* SOURCE PASSAGE *
----------
VI
THE TREATY WITH TURKEY
In the course of the debate on the foreign policy of England which opened on Thursday, March 25, on the third reading of the Finance Bill, Mr. Asquith, speaking of the Turkish problem as leader of the Opposition, urged that the Ottoman Government should no longer hold in Europe the political power that belonged to it before the war. He urged, however, that the Sultan should not be relegated to Asia Minor, where he would quite escape European control. He proposed, therefore, that the Sultan should be, as it were, “vaticanised”—that is to say, he should remain in Constantinople, but should only retain his spiritual power as Caliph, as the Pope does in Rome.
The Great Powers or the League of Nations would then be entrusted with the political power in Constantinople, and if the Bosphorus or the Dardanelles were neutralised or internationalised, the presence of the Sultan in Constantinople would not be attended with any serious danger.
As to Mesopotamia, Mr. Asquith objected to the status quo ante bellum. As the frontiers of that region were not quite definite, sooner or later, he thought, if England remained there, she would be driven to advance to the shores of the Black Sea, or even the Caspian Sea, and she had not adequate means for the present to do so. So it was better for her to confine her action within the Basra zone.
----------
* SET EXERCISE *
Answer these questions from the passage on the treaty with Turkey:
1. On what day and date did the debate on England's foreign policy open?
2. Under Mr. Asquith's proposal, what title would the Sultan keep along with his spiritual power?
3. Within which zone did Mr. Asquith think England should confine her action in Mesopotamia?
----------
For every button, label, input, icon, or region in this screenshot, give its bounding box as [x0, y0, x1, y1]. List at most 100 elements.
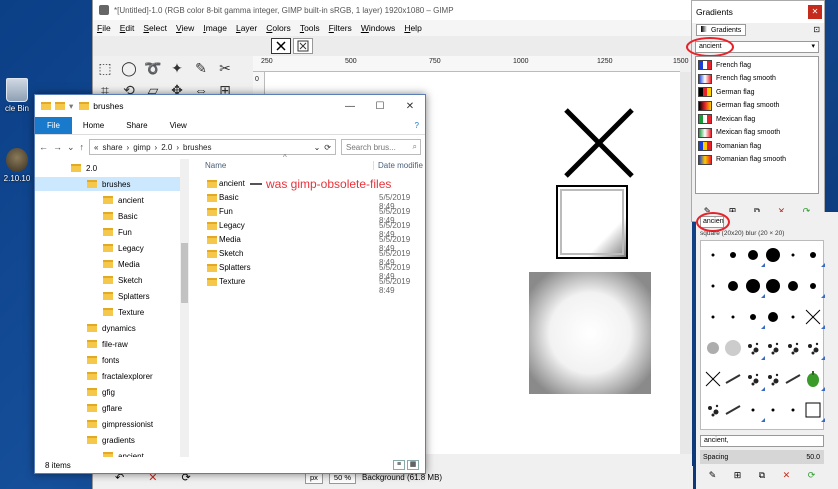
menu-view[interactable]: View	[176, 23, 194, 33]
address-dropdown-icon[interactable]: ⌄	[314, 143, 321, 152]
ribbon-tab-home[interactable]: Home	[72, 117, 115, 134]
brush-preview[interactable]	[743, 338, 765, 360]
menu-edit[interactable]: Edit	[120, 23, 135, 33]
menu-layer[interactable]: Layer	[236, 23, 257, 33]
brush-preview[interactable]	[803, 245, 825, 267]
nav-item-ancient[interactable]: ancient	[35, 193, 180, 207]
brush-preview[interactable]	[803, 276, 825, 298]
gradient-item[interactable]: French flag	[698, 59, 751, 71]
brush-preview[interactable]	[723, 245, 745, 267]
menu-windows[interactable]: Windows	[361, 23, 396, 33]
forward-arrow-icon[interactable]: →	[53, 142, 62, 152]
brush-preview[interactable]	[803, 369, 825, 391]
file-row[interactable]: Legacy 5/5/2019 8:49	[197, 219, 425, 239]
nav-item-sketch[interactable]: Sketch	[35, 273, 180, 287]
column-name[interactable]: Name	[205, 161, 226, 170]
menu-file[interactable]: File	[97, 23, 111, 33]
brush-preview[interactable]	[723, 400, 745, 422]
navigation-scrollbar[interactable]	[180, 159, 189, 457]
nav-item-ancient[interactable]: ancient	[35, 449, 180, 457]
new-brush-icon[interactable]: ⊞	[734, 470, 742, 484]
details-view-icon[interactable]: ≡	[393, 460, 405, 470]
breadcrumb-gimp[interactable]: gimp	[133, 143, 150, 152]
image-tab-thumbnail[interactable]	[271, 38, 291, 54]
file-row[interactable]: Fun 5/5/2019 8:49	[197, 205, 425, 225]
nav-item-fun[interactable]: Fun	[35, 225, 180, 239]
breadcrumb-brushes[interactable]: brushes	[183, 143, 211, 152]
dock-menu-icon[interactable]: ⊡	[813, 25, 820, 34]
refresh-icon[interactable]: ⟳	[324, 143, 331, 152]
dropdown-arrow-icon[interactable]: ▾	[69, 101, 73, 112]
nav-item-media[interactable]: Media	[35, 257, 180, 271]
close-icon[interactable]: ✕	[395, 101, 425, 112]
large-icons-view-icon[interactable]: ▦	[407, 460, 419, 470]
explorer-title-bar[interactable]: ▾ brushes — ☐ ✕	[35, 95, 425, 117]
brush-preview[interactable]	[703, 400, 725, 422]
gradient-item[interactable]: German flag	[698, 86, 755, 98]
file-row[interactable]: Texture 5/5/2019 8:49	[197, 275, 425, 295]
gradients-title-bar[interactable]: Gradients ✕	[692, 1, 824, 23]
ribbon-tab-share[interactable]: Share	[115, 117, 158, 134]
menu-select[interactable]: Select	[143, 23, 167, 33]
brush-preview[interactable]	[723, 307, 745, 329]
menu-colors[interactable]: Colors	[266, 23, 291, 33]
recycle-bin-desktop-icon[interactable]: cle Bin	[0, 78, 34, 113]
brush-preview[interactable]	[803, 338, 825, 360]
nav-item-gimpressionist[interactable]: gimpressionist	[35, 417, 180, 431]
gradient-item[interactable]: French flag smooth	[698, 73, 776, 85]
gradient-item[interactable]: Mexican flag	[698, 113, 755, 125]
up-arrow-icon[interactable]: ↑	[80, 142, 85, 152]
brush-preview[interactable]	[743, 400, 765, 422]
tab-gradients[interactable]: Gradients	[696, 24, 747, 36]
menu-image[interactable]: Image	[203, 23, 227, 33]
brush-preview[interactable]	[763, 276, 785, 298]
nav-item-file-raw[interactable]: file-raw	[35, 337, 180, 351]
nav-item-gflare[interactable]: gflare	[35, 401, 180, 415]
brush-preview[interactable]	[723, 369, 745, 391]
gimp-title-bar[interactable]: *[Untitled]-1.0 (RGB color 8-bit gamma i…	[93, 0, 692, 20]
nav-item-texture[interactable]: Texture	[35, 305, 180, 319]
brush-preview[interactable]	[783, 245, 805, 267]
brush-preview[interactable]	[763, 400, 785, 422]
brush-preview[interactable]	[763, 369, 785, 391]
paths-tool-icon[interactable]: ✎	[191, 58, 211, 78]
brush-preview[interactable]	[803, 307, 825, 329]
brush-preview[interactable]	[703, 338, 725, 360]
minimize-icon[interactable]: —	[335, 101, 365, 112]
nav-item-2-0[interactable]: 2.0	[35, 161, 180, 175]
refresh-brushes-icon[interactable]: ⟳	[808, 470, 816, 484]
----------
* CORRECT ANSWER *
1. Thursday, March 25.
2. Caliph.
3. The Basra zone.